# Task directions
Can you pull out each line of the data below that includes the word "Example"?
** Begin Excerpted records **
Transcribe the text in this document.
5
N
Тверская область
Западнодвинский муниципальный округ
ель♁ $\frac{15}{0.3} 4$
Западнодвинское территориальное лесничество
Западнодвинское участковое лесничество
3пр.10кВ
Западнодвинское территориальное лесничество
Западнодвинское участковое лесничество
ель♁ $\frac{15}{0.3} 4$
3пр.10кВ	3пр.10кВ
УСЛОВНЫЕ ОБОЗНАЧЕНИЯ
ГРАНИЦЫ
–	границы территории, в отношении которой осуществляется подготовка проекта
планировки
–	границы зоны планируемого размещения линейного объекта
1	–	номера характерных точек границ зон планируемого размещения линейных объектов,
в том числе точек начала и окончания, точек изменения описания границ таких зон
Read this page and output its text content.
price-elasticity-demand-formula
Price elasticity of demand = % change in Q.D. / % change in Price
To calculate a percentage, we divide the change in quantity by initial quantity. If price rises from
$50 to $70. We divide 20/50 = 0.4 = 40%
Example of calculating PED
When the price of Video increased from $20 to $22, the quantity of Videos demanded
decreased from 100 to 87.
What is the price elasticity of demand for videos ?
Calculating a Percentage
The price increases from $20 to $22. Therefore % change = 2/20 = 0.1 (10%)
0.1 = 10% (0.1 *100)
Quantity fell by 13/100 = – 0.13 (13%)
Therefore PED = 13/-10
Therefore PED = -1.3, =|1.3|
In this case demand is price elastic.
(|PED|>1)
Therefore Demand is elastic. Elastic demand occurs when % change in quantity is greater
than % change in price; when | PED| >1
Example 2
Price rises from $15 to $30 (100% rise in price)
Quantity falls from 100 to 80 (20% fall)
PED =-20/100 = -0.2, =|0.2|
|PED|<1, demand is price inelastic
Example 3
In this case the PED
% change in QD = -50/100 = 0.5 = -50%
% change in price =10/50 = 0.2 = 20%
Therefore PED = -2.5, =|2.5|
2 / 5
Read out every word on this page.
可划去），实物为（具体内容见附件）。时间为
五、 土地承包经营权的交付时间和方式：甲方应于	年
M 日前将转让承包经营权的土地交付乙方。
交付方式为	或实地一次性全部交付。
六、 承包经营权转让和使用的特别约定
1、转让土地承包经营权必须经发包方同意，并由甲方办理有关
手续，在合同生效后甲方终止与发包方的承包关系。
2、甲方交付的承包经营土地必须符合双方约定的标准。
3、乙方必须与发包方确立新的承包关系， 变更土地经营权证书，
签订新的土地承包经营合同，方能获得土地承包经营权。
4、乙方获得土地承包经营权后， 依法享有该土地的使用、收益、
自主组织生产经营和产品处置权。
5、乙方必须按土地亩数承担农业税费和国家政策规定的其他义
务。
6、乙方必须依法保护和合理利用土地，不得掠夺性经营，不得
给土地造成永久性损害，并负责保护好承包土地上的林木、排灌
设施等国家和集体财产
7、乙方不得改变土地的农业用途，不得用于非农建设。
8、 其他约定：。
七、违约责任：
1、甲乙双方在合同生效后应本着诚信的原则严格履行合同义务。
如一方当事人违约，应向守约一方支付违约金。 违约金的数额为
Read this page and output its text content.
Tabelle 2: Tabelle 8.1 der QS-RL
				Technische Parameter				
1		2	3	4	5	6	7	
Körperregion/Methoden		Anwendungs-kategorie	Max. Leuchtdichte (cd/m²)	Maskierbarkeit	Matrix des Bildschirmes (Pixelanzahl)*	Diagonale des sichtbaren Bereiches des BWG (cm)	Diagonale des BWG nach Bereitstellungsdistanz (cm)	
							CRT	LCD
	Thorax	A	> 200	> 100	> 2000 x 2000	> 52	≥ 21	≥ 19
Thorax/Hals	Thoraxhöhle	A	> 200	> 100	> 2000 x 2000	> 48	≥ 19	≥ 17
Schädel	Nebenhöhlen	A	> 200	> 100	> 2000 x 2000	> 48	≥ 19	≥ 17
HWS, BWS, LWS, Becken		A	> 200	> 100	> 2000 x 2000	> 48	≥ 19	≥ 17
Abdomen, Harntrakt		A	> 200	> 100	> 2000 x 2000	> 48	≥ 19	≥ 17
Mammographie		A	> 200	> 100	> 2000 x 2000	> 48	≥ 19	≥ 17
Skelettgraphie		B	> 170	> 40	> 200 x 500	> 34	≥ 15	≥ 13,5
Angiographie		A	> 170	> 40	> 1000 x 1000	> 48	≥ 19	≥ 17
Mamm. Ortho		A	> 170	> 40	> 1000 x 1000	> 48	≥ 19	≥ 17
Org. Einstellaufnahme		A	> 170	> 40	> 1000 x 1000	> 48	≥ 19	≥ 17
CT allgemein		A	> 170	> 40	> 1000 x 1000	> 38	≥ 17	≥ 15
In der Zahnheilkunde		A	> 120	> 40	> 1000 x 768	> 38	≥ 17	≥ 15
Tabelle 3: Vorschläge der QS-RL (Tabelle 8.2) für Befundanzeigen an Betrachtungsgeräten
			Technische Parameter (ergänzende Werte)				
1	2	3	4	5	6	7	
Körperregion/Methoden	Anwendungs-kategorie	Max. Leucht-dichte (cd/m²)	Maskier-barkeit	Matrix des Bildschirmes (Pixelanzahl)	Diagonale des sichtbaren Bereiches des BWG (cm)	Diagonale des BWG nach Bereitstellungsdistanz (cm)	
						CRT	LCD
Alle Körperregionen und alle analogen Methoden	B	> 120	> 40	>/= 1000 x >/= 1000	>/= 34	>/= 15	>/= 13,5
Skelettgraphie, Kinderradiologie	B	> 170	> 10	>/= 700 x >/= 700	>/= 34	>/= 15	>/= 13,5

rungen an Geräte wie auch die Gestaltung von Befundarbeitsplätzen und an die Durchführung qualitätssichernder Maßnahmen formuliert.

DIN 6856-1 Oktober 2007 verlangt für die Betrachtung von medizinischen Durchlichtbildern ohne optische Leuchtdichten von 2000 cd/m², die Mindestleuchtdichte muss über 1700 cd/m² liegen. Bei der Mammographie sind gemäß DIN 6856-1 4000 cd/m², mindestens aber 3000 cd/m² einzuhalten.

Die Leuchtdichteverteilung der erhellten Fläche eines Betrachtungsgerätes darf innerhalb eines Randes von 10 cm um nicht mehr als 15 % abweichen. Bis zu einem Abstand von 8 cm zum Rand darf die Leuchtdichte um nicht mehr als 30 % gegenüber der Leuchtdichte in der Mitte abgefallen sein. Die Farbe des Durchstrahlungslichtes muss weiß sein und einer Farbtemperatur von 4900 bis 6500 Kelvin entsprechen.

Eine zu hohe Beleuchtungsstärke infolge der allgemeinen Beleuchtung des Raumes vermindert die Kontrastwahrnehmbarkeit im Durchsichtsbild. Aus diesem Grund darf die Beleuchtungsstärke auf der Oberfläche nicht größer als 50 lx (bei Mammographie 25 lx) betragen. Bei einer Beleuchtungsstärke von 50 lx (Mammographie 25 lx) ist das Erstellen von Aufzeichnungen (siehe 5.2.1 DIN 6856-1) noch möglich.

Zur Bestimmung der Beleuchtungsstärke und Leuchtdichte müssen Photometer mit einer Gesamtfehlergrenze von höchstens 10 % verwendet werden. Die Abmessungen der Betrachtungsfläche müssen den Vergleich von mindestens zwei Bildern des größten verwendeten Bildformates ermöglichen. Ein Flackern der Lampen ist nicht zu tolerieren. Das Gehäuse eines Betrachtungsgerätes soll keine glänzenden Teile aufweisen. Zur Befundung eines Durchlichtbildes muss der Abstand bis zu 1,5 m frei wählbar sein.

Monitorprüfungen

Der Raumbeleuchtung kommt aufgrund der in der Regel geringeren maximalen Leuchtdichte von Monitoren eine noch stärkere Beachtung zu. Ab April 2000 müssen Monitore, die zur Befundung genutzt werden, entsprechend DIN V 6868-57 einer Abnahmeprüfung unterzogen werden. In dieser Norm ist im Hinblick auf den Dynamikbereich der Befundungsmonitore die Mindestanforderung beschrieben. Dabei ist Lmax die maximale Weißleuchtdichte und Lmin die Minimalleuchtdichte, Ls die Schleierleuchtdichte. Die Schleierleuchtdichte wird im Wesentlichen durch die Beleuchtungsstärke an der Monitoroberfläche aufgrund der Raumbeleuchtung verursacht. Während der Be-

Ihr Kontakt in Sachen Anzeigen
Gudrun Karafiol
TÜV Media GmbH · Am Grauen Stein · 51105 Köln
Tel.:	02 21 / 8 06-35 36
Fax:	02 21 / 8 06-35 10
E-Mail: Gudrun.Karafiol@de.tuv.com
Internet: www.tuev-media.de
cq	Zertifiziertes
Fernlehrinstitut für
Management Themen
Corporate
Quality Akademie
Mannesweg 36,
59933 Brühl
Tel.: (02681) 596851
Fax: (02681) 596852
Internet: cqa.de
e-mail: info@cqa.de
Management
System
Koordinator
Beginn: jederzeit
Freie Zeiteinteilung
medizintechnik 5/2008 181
** End Excerpted records **
# Written response
Example of calculating PED
Example 2
Example 3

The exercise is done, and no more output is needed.